- [EXERCISE PROMPT]
Take each line containing the word "name" and copy it.

□ □ □ □

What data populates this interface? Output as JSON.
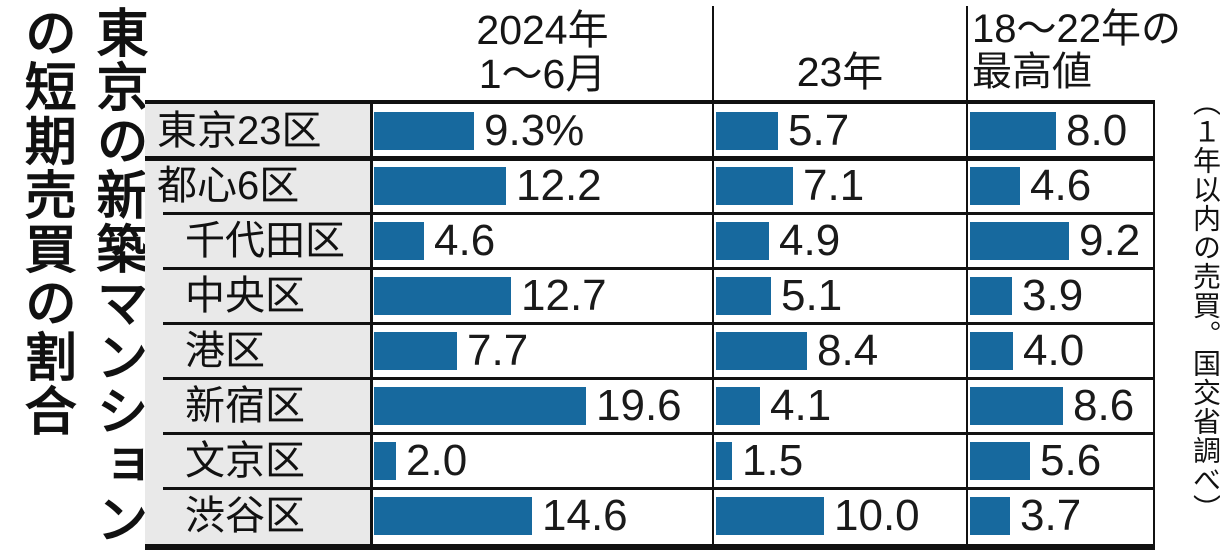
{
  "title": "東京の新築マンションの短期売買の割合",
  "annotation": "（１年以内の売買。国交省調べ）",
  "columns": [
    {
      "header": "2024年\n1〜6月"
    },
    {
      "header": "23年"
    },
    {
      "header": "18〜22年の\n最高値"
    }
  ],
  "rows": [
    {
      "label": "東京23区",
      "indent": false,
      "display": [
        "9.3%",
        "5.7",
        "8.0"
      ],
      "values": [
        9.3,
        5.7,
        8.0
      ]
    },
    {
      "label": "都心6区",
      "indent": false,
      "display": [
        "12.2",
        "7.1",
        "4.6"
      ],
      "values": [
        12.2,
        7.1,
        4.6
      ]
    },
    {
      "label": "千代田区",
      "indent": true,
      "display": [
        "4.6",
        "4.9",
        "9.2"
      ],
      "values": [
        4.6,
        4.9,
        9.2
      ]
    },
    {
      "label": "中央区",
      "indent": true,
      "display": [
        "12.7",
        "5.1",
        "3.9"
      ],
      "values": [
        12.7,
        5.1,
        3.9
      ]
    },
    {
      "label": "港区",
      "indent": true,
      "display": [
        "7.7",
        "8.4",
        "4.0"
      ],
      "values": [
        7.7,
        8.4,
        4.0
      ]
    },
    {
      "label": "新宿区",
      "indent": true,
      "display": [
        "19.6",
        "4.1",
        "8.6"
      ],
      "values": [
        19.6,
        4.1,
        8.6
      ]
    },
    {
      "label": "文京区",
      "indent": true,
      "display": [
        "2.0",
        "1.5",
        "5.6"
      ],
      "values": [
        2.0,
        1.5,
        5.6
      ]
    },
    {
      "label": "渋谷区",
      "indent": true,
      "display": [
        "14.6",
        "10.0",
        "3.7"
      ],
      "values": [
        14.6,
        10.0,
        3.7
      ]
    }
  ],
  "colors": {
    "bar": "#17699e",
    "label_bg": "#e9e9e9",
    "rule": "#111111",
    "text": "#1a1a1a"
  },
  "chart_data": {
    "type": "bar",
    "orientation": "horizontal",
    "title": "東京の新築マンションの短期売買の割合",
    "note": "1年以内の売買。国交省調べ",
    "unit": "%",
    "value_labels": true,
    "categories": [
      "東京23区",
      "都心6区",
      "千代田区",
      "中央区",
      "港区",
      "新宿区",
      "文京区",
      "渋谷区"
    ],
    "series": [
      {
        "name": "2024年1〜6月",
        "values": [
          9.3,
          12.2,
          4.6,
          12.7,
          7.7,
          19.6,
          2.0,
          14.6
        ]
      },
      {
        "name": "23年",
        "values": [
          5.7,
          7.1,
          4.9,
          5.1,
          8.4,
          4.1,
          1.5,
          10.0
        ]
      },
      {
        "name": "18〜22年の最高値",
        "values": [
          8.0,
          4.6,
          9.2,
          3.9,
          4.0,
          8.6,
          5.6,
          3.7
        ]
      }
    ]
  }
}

□ □ □ □

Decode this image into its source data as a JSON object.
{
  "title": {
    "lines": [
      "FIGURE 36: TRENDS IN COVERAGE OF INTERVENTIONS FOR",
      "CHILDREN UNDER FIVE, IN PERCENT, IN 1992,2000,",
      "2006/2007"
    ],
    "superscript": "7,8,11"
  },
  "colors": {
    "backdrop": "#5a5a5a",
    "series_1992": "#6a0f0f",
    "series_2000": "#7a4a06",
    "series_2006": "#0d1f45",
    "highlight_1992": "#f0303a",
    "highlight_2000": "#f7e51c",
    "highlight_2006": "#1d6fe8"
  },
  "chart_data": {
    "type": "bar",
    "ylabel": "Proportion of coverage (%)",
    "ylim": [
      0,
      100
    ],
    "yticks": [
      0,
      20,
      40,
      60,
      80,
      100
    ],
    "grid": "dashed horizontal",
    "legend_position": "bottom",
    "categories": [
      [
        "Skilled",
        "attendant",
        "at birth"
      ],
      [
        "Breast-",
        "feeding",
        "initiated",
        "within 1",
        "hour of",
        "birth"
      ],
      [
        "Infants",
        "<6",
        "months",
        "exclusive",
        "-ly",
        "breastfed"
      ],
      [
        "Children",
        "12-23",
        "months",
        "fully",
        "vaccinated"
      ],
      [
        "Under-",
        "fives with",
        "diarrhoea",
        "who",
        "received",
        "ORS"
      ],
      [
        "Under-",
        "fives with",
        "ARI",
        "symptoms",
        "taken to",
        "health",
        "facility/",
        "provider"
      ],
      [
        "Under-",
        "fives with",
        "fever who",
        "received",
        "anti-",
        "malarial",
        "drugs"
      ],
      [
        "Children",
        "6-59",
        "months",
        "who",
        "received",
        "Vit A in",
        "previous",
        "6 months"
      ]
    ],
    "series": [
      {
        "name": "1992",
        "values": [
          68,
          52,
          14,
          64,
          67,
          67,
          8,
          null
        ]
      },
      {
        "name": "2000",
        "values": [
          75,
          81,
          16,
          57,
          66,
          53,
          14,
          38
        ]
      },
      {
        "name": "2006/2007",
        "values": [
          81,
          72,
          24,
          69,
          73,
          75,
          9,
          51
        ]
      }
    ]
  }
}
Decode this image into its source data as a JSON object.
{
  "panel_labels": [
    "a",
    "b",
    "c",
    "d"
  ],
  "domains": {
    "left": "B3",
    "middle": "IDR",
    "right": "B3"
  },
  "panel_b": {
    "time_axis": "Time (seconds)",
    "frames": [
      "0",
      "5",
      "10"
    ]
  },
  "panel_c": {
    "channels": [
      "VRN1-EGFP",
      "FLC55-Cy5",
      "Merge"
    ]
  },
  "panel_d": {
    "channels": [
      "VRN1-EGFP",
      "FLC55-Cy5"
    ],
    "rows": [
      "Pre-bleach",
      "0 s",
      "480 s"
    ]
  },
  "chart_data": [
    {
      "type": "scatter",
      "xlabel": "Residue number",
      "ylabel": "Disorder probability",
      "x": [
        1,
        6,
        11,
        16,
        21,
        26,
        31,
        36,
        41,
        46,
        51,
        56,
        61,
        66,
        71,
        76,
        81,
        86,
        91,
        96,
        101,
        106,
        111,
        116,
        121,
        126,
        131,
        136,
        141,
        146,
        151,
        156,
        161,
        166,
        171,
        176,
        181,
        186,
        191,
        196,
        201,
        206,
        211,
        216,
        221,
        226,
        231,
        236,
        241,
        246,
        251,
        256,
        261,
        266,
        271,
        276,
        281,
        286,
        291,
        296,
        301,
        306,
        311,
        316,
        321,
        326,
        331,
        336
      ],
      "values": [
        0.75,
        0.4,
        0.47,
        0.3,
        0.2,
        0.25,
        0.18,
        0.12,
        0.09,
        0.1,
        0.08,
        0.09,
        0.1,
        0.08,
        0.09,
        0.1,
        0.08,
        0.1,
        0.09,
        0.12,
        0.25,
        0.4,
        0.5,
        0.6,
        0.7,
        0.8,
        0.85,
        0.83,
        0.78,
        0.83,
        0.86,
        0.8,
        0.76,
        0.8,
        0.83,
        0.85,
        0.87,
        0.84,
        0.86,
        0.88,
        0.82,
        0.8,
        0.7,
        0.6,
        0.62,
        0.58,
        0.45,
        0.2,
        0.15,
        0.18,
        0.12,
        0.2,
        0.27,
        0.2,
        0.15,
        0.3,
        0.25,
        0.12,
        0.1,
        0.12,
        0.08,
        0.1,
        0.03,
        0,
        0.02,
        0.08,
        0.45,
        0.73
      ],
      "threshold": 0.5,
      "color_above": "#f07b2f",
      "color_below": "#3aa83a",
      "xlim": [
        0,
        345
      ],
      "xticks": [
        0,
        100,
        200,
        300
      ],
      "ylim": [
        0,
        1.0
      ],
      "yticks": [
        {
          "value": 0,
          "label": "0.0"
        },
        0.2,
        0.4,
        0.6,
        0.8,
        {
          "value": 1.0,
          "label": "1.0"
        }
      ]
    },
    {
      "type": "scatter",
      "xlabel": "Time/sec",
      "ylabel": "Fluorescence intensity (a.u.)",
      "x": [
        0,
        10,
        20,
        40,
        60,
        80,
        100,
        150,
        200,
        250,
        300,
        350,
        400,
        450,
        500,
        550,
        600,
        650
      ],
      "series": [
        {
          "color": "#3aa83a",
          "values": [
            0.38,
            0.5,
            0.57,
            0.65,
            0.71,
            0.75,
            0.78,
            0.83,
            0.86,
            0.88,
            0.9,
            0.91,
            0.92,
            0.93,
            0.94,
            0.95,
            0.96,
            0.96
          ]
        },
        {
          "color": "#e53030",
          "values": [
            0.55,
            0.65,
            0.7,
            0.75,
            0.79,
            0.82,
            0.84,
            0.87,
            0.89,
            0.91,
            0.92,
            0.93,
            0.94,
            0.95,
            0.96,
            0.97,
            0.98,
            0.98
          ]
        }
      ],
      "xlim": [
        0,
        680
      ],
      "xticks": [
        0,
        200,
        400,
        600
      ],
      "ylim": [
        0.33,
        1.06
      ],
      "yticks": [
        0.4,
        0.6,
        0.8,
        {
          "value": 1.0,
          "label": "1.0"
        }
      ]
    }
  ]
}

□ □ □ □

- [REPLY]
        "name": "2024年1〜6月",
        "name": "23年",
        "name": "18〜22年の最高値",
        "name": "1992",
        "name": "2000",
        "name": "2006/2007",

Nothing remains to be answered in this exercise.